::: DATA LISTING

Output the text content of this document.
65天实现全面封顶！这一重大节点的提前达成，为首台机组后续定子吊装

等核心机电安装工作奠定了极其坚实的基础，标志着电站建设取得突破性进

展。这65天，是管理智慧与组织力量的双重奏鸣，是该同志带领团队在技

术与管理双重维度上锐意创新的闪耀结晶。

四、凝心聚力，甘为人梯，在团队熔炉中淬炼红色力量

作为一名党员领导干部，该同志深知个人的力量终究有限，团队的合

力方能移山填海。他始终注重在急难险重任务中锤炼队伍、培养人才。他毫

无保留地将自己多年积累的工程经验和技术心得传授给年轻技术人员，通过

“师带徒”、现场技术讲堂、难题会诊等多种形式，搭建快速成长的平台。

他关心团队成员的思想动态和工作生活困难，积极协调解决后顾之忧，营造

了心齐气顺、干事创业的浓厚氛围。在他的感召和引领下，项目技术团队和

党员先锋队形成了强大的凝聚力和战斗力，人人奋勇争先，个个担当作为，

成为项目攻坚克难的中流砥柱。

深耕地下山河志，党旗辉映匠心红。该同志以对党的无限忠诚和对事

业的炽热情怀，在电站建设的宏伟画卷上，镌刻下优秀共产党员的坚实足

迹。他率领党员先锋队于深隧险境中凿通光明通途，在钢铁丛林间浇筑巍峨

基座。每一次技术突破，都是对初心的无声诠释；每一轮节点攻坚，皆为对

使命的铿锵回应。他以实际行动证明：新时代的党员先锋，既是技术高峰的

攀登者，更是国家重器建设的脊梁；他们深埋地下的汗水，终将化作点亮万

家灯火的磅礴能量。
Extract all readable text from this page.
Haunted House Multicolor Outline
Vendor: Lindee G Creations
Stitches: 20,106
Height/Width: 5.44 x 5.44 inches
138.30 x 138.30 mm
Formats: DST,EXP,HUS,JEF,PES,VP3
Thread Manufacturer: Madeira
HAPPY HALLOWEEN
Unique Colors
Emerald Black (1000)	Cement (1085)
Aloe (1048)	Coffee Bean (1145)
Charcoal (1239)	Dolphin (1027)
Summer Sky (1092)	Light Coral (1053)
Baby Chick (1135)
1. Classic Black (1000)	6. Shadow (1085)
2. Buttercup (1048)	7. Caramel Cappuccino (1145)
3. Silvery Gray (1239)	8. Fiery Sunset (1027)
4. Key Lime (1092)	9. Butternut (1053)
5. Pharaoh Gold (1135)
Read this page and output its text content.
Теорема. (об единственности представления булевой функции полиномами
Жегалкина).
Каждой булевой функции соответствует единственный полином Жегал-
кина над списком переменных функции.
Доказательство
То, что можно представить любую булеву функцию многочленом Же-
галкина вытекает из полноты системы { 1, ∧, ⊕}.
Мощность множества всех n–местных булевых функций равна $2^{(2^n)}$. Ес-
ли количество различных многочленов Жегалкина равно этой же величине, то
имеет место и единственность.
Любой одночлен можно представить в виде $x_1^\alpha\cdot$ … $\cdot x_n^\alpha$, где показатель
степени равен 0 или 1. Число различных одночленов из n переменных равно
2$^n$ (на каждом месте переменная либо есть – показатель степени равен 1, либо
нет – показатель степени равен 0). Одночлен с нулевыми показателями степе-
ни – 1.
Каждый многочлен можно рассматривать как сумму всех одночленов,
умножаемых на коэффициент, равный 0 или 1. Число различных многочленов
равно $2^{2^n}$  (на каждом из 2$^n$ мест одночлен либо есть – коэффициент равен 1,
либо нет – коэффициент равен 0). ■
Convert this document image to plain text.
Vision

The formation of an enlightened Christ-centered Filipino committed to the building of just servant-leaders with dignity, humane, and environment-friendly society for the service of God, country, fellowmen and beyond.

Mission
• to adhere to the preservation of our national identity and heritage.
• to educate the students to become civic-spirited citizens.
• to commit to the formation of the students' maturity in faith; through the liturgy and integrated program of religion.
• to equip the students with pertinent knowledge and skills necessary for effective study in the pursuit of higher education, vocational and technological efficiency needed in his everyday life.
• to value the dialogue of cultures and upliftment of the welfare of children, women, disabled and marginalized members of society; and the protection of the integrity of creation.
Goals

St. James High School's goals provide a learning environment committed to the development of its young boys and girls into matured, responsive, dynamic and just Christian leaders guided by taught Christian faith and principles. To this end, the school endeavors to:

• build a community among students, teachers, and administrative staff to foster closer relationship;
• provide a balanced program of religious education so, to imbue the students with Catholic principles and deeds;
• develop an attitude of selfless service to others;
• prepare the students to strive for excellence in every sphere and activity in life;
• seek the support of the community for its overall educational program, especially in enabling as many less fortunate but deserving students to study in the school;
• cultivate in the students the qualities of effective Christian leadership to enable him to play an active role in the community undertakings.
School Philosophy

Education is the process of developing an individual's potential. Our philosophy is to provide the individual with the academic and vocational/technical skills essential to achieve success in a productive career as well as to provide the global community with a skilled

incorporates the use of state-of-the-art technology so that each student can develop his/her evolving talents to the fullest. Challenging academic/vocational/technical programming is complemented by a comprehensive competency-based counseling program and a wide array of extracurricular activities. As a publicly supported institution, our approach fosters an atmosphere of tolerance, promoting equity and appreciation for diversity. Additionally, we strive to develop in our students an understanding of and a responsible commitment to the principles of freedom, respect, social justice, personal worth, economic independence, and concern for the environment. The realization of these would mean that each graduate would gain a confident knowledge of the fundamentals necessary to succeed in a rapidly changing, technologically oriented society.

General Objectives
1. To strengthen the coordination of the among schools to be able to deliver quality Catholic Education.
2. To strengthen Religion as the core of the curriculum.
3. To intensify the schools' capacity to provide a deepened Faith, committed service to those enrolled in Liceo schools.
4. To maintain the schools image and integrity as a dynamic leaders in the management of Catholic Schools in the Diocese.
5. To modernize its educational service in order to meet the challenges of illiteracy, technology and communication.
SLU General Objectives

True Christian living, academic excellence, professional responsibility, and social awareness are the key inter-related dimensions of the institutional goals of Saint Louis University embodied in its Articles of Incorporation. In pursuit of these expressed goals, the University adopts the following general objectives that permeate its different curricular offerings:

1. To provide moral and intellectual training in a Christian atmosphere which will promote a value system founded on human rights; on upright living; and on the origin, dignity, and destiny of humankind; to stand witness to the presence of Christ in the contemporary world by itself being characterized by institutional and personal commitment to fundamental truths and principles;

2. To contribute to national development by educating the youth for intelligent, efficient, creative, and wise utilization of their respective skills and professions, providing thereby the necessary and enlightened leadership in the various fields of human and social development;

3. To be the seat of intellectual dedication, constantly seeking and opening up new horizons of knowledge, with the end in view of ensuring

::::::

EXERCISE: Your task is to transcribe the material exactly.

SOLUTION BELOW:
Output the text content of this document.
65天实现全面封顶！这一重大节点的提前达成，为首台机组后续定子吊装

等核心机电安装工作奠定了极其坚实的基础，标志着电站建设取得突破性进

展。这65天，是管理智慧与组织力量的双重奏鸣，是该同志带领团队在技

术与管理双重维度上锐意创新的闪耀结晶。

四、凝心聚力，甘为人梯，在团队熔炉中淬炼红色力量

作为一名党员领导干部，该同志深知个人的力量终究有限，团队的合

力方能移山填海。他始终注重在急难险重任务中锤炼队伍、培养人才。他毫

无保留地将自己多年积累的工程经验和技术心得传授给年轻技术人员，通过

“师带徒”、现场技术讲堂、难题会诊等多种形式，搭建快速成长的平台。

他关心团队成员的思想动态和工作生活困难，积极协调解决后顾之忧，营造

了心齐气顺、干事创业的浓厚氛围。在他的感召和引领下，项目技术团队和

党员先锋队形成了强大的凝聚力和战斗力，人人奋勇争先，个个担当作为，

成为项目攻坚克难的中流砥柱。

深耕地下山河志，党旗辉映匠心红。该同志以对党的无限忠诚和对事

业的炽热情怀，在电站建设的宏伟画卷上，镌刻下优秀共产党员的坚实足

迹。他率领党员先锋队于深隧险境中凿通光明通途，在钢铁丛林间浇筑巍峨

基座。每一次技术突破，都是对初心的无声诠释；每一轮节点攻坚，皆为对

使命的铿锵回应。他以实际行动证明：新时代的党员先锋，既是技术高峰的

攀登者，更是国家重器建设的脊梁；他们深埋地下的汗水，终将化作点亮万

家灯火的磅礴能量。
Extract all readable text from this page.
Haunted House Multicolor Outline
Vendor: Lindee G Creations
Stitches: 20,106
Height/Width: 5.44 x 5.44 inches
138.30 x 138.30 mm
Formats: DST,EXP,HUS,JEF,PES,VP3
Thread Manufacturer: Madeira
HAPPY HALLOWEEN
Unique Colors
Emerald Black (1000)	Cement (1085)
Aloe (1048)	Coffee Bean (1145)
Charcoal (1239)	Dolphin (1027)
Summer Sky (1092)	Light Coral (1053)
Baby Chick (1135)
1. Classic Black (1000)	6. Shadow (1085)
2. Buttercup (1048)	7. Caramel Cappuccino (1145)
3. Silvery Gray (1239)	8. Fiery Sunset (1027)
4. Key Lime (1092)	9. Butternut (1053)
5. Pharaoh Gold (1135)
Read this page and output its text content.
Теорема. (об единственности представления булевой функции полиномами
Жегалкина).
Каждой булевой функции соответствует единственный полином Жегал-
кина над списком переменных функции.
Доказательство
То, что можно представить любую булеву функцию многочленом Же-
галкина вытекает из полноты системы { 1, ∧, ⊕}.
Мощность множества всех n–местных булевых функций равна $2^{(2^n)}$. Ес-
ли количество различных многочленов Жегалкина равно этой же величине, то
имеет место и единственность.
Любой одночлен можно представить в виде $x_1^\alpha\cdot$ … $\cdot x_n^\alpha$, где показатель
степени равен 0 или 1. Число различных одночленов из n переменных равно
2$^n$ (на каждом месте переменная либо есть – показатель степени равен 1, либо
нет – показатель степени равен 0). Одночлен с нулевыми показателями степе-
ни – 1.
Каждый многочлен можно рассматривать как сумму всех одночленов,
умножаемых на коэффициент, равный 0 или 1. Число различных многочленов
равно $2^{2^n}$  (на каждом из 2$^n$ мест одночлен либо есть – коэффициент равен 1,
либо нет – коэффициент равен 0). ■
Convert this document image to plain text.
Vision

The formation of an enlightened Christ-centered Filipino committed to the building of just servant-leaders with dignity, humane, and environment-friendly society for the service of God, country, fellowmen and beyond.

Mission
• to adhere to the preservation of our national identity and heritage.
• to educate the students to become civic-spirited citizens.
• to commit to the formation of the students' maturity in faith; through the liturgy and integrated program of religion.
• to equip the students with pertinent knowledge and skills necessary for effective study in the pursuit of higher education, vocational and technological efficiency needed in his everyday life.
• to value the dialogue of cultures and upliftment of the welfare of children, women, disabled and marginalized members of society; and the protection of the integrity of creation.
Goals

St. James High School's goals provide a learning environment committed to the development of its young boys and girls into matured, responsive, dynamic and just Christian leaders guided by taught Christian faith and principles. To this end, the school endeavors to:

• build a community among students, teachers, and administrative staff to foster closer relationship;
• provide a balanced program of religious education so, to imbue the students with Catholic principles and deeds;
• develop an attitude of selfless service to others;
• prepare the students to strive for excellence in every sphere and activity in life;
• seek the support of the community for its overall educational program, especially in enabling as many less fortunate but deserving students to study in the school;
• cultivate in the students the qualities of effective Christian leadership to enable him to play an active role in the community undertakings.
School Philosophy

Education is the process of developing an individual's potential. Our philosophy is to provide the individual with the academic and vocational/technical skills essential to achieve success in a productive career as well as to provide the global community with a skilled

incorporates the use of state-of-the-art technology so that each student can develop his/her evolving talents to the fullest. Challenging academic/vocational/technical programming is complemented by a comprehensive competency-based counseling program and a wide array of extracurricular activities. As a publicly supported institution, our approach fosters an atmosphere of tolerance, promoting equity and appreciation for diversity. Additionally, we strive to develop in our students an understanding of and a responsible commitment to the principles of freedom, respect, social justice, personal worth, economic independence, and concern for the environment. The realization of these would mean that each graduate would gain a confident knowledge of the fundamentals necessary to succeed in a rapidly changing, technologically oriented society.

General Objectives
1. To strengthen the coordination of the among schools to be able to deliver quality Catholic Education.
2. To strengthen Religion as the core of the curriculum.
3. To intensify the schools' capacity to provide a deepened Faith, committed service to those enrolled in Liceo schools.
4. To maintain the schools image and integrity as a dynamic leaders in the management of Catholic Schools in the Diocese.
5. To modernize its educational service in order to meet the challenges of illiteracy, technology and communication.
SLU General Objectives

True Christian living, academic excellence, professional responsibility, and social awareness are the key inter-related dimensions of the institutional goals of Saint Louis University embodied in its Articles of Incorporation. In pursuit of these expressed goals, the University adopts the following general objectives that permeate its different curricular offerings:

1. To provide moral and intellectual training in a Christian atmosphere which will promote a value system founded on human rights; on upright living; and on the origin, dignity, and destiny of humankind; to stand witness to the presence of Christ in the contemporary world by itself being characterized by institutional and personal commitment to fundamental truths and principles;

2. To contribute to national development by educating the youth for intelligent, efficient, creative, and wise utilization of their respective skills and professions, providing thereby the necessary and enlightened leadership in the various fields of human and social development;

3. To be the seat of intellectual dedication, constantly seeking and opening up new horizons of knowledge, with the end in view of ensuring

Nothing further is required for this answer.